YOUR TASK
Below are some records. Say how many of their lines contain the string "this", and give nothing but the number.

Saved entries:
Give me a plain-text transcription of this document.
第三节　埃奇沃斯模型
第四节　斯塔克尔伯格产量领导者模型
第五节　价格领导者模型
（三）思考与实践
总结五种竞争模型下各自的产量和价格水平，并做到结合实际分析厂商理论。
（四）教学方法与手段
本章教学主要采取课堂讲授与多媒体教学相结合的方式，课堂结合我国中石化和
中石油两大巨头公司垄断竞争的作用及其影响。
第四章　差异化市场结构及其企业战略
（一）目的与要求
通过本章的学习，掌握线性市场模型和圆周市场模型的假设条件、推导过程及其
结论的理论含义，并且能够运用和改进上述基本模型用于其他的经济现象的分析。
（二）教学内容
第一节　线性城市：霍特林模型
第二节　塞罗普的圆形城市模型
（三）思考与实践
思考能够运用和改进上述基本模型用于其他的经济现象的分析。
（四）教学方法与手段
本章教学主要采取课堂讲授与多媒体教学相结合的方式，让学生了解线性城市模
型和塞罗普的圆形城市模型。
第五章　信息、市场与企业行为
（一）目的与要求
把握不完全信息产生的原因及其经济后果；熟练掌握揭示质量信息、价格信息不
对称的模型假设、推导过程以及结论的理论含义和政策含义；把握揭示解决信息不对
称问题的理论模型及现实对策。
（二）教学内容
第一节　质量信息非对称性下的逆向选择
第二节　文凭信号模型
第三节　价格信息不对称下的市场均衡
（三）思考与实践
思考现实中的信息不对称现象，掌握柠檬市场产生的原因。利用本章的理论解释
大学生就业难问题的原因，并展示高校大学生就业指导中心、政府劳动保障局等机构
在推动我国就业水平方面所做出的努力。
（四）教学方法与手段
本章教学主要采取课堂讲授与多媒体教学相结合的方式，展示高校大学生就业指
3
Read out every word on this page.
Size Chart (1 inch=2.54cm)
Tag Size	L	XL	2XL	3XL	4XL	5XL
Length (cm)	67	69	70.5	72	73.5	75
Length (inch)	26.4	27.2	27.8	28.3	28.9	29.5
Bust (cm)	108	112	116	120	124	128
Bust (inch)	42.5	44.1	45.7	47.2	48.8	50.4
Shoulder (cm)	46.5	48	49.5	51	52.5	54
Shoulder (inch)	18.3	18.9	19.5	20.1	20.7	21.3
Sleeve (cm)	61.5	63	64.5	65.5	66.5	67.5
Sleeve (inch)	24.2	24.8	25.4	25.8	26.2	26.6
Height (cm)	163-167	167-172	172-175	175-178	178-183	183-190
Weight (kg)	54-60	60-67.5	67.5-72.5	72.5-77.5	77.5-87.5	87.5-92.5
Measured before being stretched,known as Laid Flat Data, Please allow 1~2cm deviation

EXERCISE OUTPUT
2